+++ RECORDS PROVIDED

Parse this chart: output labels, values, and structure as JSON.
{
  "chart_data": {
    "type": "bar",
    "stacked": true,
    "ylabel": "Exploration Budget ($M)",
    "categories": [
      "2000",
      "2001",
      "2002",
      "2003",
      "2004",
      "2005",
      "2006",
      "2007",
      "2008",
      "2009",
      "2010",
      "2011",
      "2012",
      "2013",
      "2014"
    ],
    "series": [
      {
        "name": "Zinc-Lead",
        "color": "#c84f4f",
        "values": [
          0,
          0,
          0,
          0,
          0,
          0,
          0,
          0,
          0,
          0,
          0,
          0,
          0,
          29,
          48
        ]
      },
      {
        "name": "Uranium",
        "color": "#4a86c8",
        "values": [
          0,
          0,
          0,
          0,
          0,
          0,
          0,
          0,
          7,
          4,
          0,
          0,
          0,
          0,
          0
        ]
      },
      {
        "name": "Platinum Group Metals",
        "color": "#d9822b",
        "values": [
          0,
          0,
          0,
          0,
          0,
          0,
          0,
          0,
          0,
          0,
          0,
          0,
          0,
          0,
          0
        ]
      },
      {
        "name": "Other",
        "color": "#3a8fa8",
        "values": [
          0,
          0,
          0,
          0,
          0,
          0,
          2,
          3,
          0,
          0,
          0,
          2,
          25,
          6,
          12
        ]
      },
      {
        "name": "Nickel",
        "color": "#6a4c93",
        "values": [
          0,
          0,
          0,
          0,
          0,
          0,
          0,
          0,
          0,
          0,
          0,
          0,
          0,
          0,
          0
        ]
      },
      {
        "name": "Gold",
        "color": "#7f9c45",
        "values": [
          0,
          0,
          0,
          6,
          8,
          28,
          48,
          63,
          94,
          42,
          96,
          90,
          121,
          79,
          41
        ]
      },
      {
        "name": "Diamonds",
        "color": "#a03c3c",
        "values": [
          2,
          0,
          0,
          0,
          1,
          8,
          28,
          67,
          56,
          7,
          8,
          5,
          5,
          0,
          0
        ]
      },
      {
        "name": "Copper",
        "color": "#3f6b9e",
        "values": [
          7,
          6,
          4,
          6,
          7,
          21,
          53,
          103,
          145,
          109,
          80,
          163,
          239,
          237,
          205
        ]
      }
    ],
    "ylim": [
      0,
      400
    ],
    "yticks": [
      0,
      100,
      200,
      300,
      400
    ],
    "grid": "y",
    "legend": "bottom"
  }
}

++++++

GIVEN REQUEST:
Repeat every record, exactly as written.

TASK RESULT:
Parse this chart: output labels, values, and structure as JSON.
{
  "chart_data": {
    "type": "bar",
    "stacked": true,
    "ylabel": "Exploration Budget ($M)",
    "categories": [
      "2000",
      "2001",
      "2002",
      "2003",
      "2004",
      "2005",
      "2006",
      "2007",
      "2008",
      "2009",
      "2010",
      "2011",
      "2012",
      "2013",
      "2014"
    ],
    "series": [
      {
        "name": "Zinc-Lead",
        "color": "#c84f4f",
        "values": [
          0,
          0,
          0,
          0,
          0,
          0,
          0,
          0,
          0,
          0,
          0,
          0,
          0,
          29,
          48
        ]
      },
      {
        "name": "Uranium",
        "color": "#4a86c8",
        "values": [
          0,
          0,
          0,
          0,
          0,
          0,
          0,
          0,
          7,
          4,
          0,
          0,
          0,
          0,
          0
        ]
      },
      {
        "name": "Platinum Group Metals",
        "color": "#d9822b",
        "values": [
          0,
          0,
          0,
          0,
          0,
          0,
          0,
          0,
          0,
          0,
          0,
          0,
          0,
          0,
          0
        ]
      },
      {
        "name": "Other",
        "color": "#3a8fa8",
        "values": [
          0,
          0,
          0,
          0,
          0,
          0,
          2,
          3,
          0,
          0,
          0,
          2,
          25,
          6,
          12
        ]
      },
      {
        "name": "Nickel",
        "color": "#6a4c93",
        "values": [
          0,
          0,
          0,
          0,
          0,
          0,
          0,
          0,
          0,
          0,
          0,
          0,
          0,
          0,
          0
        ]
      },
      {
        "name": "Gold",
        "color": "#7f9c45",
        "values": [
          0,
          0,
          0,
          6,
          8,
          28,
          48,
          63,
          94,
          42,
          96,
          90,
          121,
          79,
          41
        ]
      },
      {
        "name": "Diamonds",
        "color": "#a03c3c",
        "values": [
          2,
          0,
          0,
          0,
          1,
          8,
          28,
          67,
          56,
          7,
          8,
          5,
          5,
          0,
          0
        ]
      },
      {
        "name": "Copper",
        "color": "#3f6b9e",
        "values": [
          7,
          6,
          4,
          6,
          7,
          21,
          53,
          103,
          145,
          109,
          80,
          163,
          239,
          237,
          205
        ]
      }
    ],
    "ylim": [
      0,
      400
    ],
    "yticks": [
      0,
      100,
      200,
      300,
      400
    ],
    "grid": "y",
    "legend": "bottom"
  }
}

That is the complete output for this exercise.